Take each line that has the word "sobre" and return it.

/---

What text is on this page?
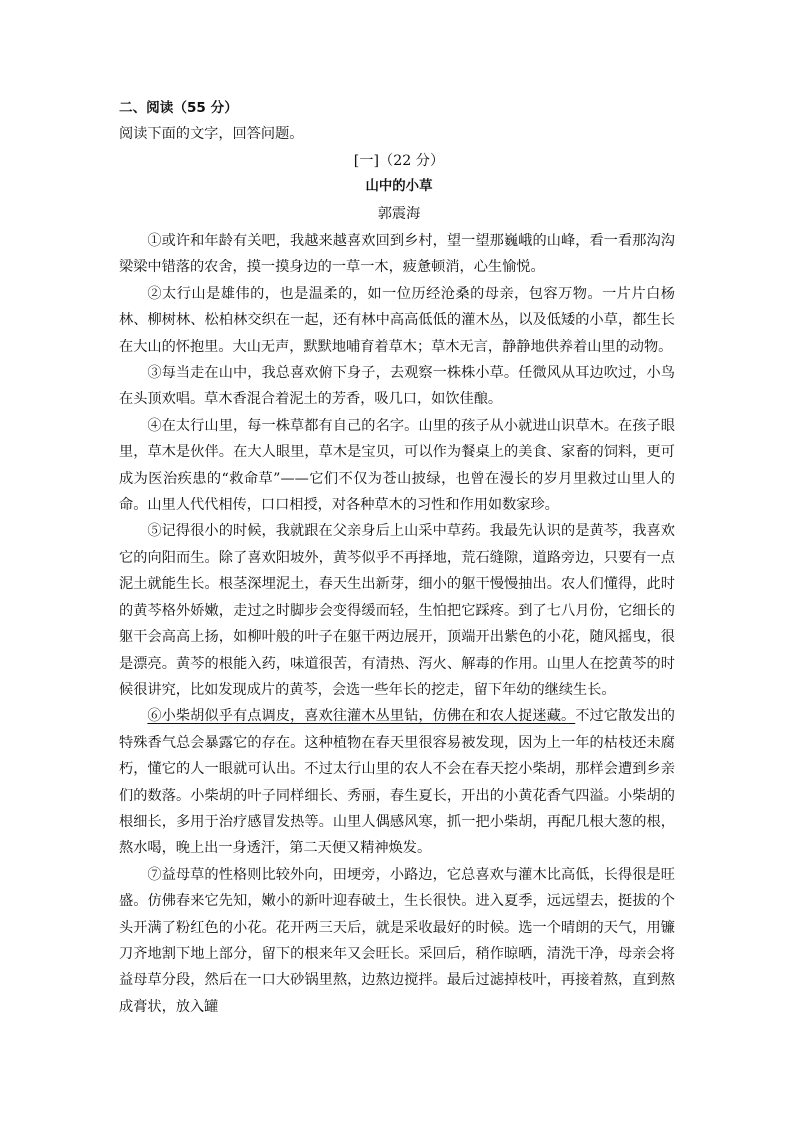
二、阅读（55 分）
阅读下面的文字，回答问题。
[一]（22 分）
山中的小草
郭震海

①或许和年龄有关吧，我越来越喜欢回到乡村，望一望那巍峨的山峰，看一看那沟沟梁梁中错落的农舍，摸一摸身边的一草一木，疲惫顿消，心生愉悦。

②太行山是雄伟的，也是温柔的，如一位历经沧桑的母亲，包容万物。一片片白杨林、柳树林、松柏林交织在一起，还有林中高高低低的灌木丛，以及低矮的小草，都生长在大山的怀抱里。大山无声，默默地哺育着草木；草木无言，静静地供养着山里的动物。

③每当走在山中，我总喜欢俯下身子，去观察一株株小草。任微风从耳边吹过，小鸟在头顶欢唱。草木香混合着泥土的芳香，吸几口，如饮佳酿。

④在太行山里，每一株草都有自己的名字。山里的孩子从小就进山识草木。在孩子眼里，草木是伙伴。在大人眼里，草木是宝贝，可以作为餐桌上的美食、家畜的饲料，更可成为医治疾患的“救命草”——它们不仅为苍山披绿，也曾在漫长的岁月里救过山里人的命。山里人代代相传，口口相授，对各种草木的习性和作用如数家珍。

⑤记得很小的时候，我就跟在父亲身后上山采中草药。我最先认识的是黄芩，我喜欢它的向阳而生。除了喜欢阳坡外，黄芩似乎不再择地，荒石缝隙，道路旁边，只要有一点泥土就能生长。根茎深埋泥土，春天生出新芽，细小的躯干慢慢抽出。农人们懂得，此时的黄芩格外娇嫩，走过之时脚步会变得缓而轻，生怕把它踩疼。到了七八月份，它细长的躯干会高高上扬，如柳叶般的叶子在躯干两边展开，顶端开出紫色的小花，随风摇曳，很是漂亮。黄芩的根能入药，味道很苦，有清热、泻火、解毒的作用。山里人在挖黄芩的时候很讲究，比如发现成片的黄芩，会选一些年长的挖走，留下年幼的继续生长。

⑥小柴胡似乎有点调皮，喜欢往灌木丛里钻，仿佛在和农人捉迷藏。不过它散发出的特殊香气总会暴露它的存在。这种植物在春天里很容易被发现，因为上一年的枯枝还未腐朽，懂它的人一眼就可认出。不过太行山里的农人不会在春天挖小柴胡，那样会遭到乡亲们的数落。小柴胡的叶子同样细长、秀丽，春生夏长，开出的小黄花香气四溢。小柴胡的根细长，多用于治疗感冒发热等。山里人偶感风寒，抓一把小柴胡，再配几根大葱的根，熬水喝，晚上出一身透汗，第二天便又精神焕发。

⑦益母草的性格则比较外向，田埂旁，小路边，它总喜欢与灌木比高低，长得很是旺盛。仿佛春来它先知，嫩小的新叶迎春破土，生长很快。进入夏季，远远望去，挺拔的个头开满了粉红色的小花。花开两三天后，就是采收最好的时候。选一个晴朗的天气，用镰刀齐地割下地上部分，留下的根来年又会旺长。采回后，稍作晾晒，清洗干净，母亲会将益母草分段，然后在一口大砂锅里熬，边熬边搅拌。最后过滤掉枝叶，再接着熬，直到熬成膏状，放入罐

\---
/---

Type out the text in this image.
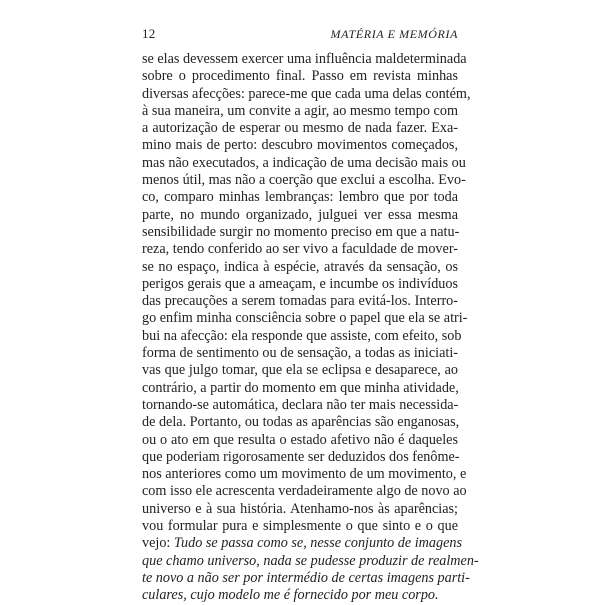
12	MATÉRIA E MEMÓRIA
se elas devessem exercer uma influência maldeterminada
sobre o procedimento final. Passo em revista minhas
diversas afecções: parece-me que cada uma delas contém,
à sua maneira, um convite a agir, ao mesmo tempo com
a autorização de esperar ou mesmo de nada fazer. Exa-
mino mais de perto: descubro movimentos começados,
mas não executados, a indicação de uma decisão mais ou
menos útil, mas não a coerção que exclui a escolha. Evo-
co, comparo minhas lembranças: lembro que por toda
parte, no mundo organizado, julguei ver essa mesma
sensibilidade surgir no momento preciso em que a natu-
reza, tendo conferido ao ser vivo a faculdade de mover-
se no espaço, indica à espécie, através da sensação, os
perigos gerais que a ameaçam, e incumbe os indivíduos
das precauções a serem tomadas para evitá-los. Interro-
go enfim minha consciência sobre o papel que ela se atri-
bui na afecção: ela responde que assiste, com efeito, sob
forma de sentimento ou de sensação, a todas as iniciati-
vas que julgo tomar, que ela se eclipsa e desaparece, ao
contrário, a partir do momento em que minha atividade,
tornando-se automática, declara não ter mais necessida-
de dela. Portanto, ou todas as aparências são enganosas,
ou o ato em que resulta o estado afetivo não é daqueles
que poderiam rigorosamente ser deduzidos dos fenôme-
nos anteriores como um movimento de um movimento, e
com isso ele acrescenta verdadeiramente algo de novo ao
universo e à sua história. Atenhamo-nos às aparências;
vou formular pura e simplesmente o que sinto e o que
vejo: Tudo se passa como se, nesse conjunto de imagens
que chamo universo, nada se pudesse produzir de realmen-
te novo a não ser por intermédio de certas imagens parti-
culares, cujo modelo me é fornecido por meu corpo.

\---

__RESPONSE TO THIS TASK__.
sobre o procedimento final. Passo em revista minhas
go enfim minha consciência sobre o papel que ela se atri-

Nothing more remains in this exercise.